Exercise: Without the images, write out the whole listing exactly.

(Data excerpts)
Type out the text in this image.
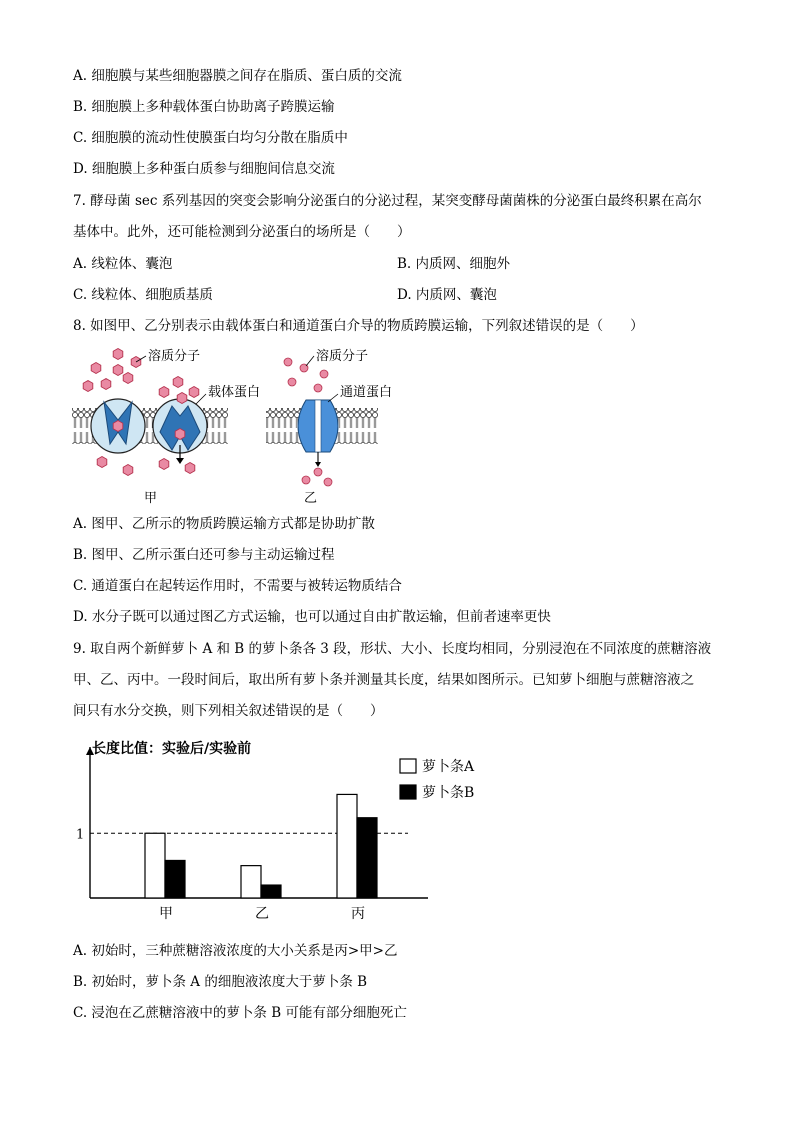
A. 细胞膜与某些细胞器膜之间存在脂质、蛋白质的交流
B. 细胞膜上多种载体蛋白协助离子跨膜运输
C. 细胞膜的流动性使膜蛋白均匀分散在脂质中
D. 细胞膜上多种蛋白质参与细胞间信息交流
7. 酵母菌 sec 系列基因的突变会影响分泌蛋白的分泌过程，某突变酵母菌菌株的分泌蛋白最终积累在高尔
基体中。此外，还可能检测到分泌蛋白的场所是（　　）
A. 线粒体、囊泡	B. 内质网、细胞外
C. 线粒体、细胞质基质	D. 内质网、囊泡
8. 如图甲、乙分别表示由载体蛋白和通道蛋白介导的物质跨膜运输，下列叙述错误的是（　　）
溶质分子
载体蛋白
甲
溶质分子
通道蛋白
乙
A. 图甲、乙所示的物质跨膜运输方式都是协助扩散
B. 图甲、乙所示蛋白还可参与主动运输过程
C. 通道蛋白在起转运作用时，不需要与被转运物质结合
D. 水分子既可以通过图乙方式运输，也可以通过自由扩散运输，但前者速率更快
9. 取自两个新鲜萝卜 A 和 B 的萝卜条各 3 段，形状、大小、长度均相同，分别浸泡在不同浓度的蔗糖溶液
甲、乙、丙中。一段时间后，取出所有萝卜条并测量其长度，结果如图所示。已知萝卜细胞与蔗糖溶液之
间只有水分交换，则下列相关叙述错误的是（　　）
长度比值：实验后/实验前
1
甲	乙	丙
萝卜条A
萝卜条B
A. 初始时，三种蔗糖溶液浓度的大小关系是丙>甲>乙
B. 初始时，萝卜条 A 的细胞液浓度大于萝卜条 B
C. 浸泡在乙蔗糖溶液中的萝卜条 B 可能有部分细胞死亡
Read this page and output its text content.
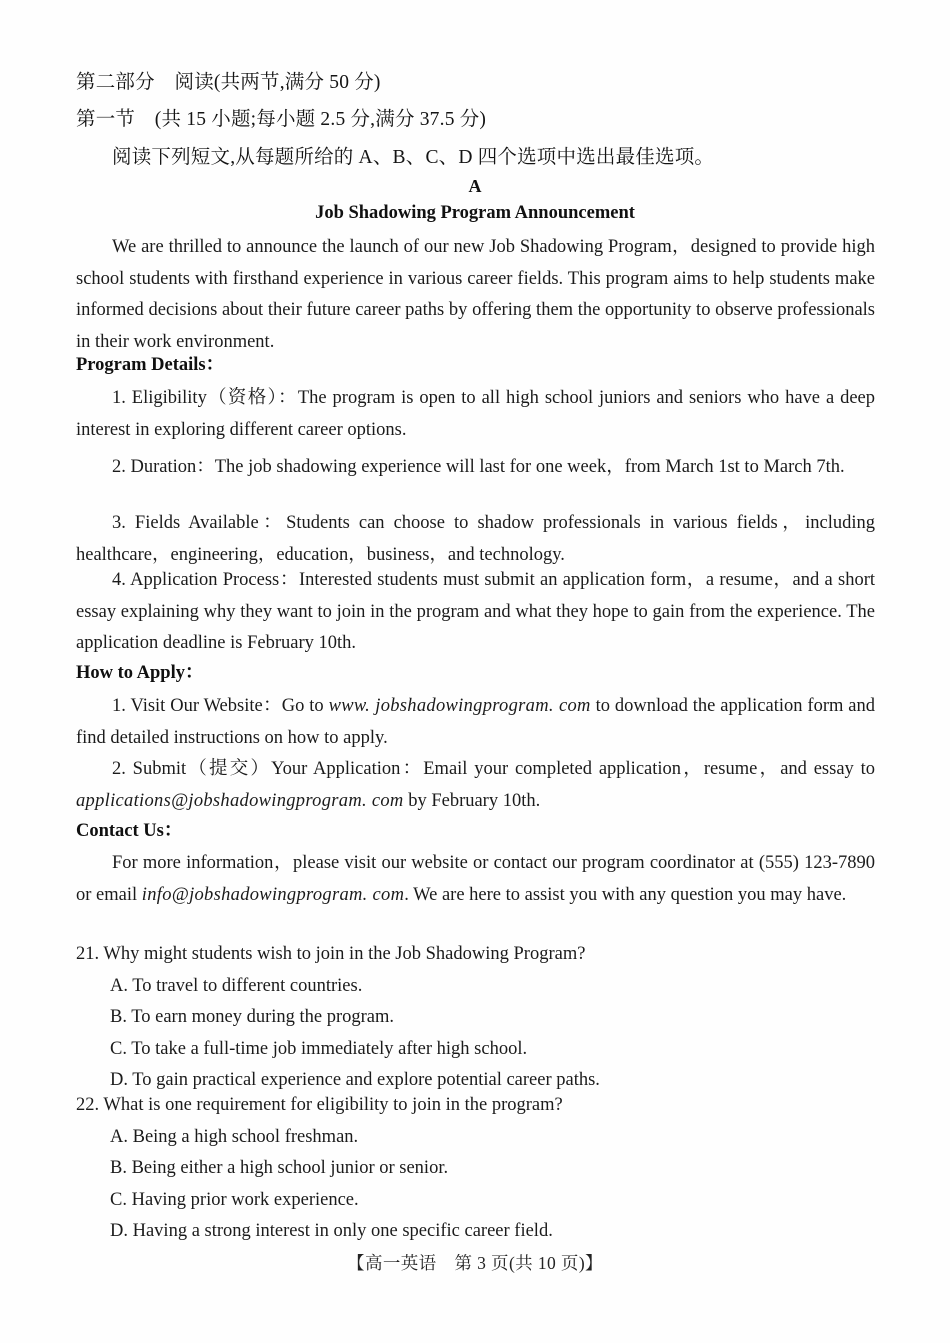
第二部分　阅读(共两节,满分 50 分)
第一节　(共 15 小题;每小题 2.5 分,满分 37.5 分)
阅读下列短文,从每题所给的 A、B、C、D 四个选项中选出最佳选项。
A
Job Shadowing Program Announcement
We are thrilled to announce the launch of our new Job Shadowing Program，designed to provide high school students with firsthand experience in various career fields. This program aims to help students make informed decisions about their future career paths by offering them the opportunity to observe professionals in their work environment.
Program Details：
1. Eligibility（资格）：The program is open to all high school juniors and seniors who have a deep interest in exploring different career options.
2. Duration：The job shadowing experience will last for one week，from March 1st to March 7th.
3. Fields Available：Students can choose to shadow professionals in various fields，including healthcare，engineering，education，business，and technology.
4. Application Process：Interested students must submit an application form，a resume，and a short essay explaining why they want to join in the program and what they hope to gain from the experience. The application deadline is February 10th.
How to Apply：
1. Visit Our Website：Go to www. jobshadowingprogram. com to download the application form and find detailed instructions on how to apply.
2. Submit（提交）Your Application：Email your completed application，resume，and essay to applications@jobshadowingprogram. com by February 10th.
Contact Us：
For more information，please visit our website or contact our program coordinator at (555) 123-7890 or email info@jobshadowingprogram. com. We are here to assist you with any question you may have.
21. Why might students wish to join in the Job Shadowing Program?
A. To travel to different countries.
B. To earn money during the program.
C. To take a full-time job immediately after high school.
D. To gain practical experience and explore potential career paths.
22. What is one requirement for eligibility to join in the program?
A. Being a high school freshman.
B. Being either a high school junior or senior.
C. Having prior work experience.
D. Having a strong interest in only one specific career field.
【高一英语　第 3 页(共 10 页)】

Response to the task:
Type out the text in this image.
A. 细胞膜与某些细胞器膜之间存在脂质、蛋白质的交流
B. 细胞膜上多种载体蛋白协助离子跨膜运输
C. 细胞膜的流动性使膜蛋白均匀分散在脂质中
D. 细胞膜上多种蛋白质参与细胞间信息交流
7. 酵母菌 sec 系列基因的突变会影响分泌蛋白的分泌过程，某突变酵母菌菌株的分泌蛋白最终积累在高尔
基体中。此外，还可能检测到分泌蛋白的场所是（　　）
A. 线粒体、囊泡	B. 内质网、细胞外
C. 线粒体、细胞质基质	D. 内质网、囊泡
8. 如图甲、乙分别表示由载体蛋白和通道蛋白介导的物质跨膜运输，下列叙述错误的是（　　）
溶质分子
载体蛋白
甲
溶质分子
通道蛋白
乙
A. 图甲、乙所示的物质跨膜运输方式都是协助扩散
B. 图甲、乙所示蛋白还可参与主动运输过程
C. 通道蛋白在起转运作用时，不需要与被转运物质结合
D. 水分子既可以通过图乙方式运输，也可以通过自由扩散运输，但前者速率更快
9. 取自两个新鲜萝卜 A 和 B 的萝卜条各 3 段，形状、大小、长度均相同，分别浸泡在不同浓度的蔗糖溶液
甲、乙、丙中。一段时间后，取出所有萝卜条并测量其长度，结果如图所示。已知萝卜细胞与蔗糖溶液之
间只有水分交换，则下列相关叙述错误的是（　　）
长度比值：实验后/实验前
1
甲	乙	丙
萝卜条A
萝卜条B
A. 初始时，三种蔗糖溶液浓度的大小关系是丙>甲>乙
B. 初始时，萝卜条 A 的细胞液浓度大于萝卜条 B
C. 浸泡在乙蔗糖溶液中的萝卜条 B 可能有部分细胞死亡
Read this page and output its text content.
第二部分　阅读(共两节,满分 50 分)
第一节　(共 15 小题;每小题 2.5 分,满分 37.5 分)
阅读下列短文,从每题所给的 A、B、C、D 四个选项中选出最佳选项。
A
Job Shadowing Program Announcement
We are thrilled to announce the launch of our new Job Shadowing Program，designed to provide high school students with firsthand experience in various career fields. This program aims to help students make informed decisions about their future career paths by offering them the opportunity to observe professionals in their work environment.
Program Details：
1. Eligibility（资格）：The program is open to all high school juniors and seniors who have a deep interest in exploring different career options.
2. Duration：The job shadowing experience will last for one week，from March 1st to March 7th.
3. Fields Available：Students can choose to shadow professionals in various fields，including healthcare，engineering，education，business，and technology.
4. Application Process：Interested students must submit an application form，a resume，and a short essay explaining why they want to join in the program and what they hope to gain from the experience. The application deadline is February 10th.
How to Apply：
1. Visit Our Website：Go to www. jobshadowingprogram. com to download the application form and find detailed instructions on how to apply.
2. Submit（提交）Your Application：Email your completed application，resume，and essay to applications@jobshadowingprogram. com by February 10th.
Contact Us：
For more information，please visit our website or contact our program coordinator at (555) 123-7890 or email info@jobshadowingprogram. com. We are here to assist you with any question you may have.
21. Why might students wish to join in the Job Shadowing Program?
A. To travel to different countries.
B. To earn money during the program.
C. To take a full-time job immediately after high school.
D. To gain practical experience and explore potential career paths.
22. What is one requirement for eligibility to join in the program?
A. Being a high school freshman.
B. Being either a high school junior or senior.
C. Having prior work experience.
D. Having a strong interest in only one specific career field.
【高一英语　第 3 页(共 10 页)】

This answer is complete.